* **Records contained in a dataset**:
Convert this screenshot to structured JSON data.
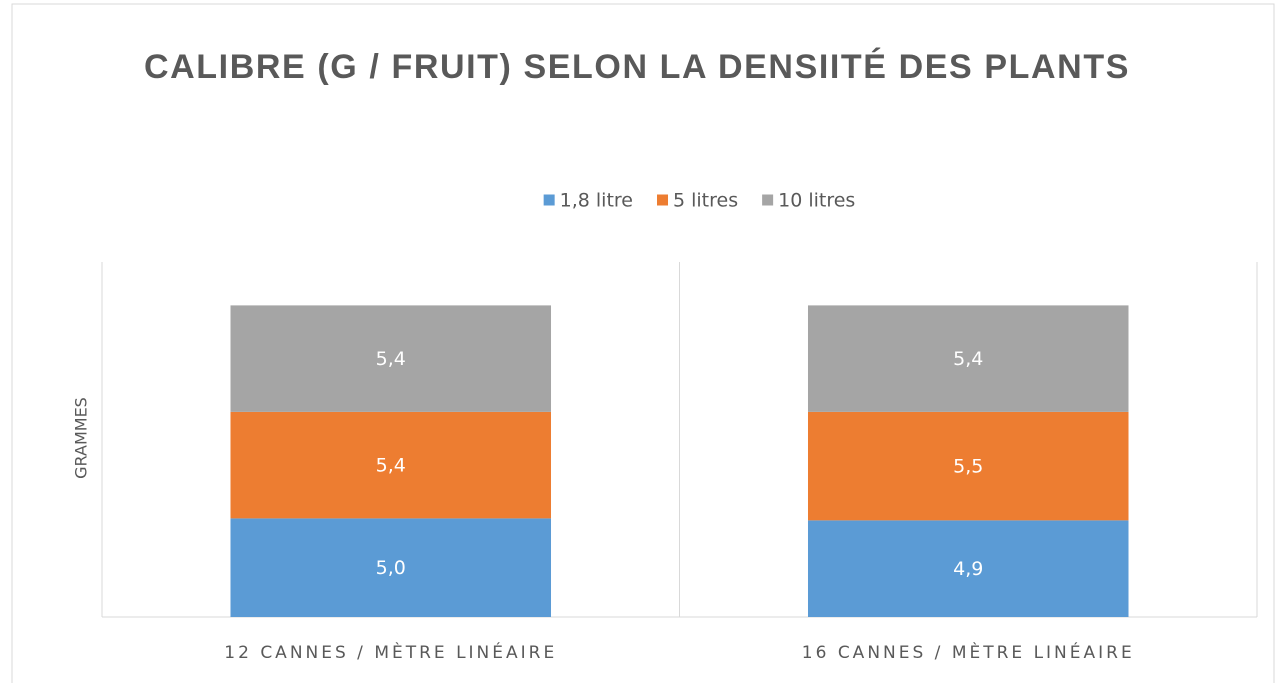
{
  "chart_data": {
    "type": "stacked_bar",
    "title": "CALIBRE (G / FRUIT) SELON LA DENSIITÉ DES PLANTS",
    "y_label": "GRAMMES",
    "categories": [
      "12 CANNES / MÈTRE LINÉAIRE",
      "16 CANNES / MÈTRE LINÉAIRE"
    ],
    "series": [
      {
        "name": "1,8 litre",
        "color": "#5b9bd5",
        "values": [
          5.0,
          4.9
        ],
        "value_labels": [
          "5,0",
          "4,9"
        ]
      },
      {
        "name": "5 litres",
        "color": "#ed7d31",
        "values": [
          5.4,
          5.5
        ],
        "value_labels": [
          "5,4",
          "5,5"
        ]
      },
      {
        "name": "10 litres",
        "color": "#a5a5a5",
        "values": [
          5.4,
          5.4
        ],
        "value_labels": [
          "5,4",
          "5,4"
        ]
      }
    ],
    "ylim": [
      0,
      18
    ],
    "legend": "top"
  }
}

* **Work to complete**: Pull out each line holding the string "color".

* **Task answer**:
        "color": "#5b9bd5",
        "color": "#ed7d31",
        "color": "#a5a5a5",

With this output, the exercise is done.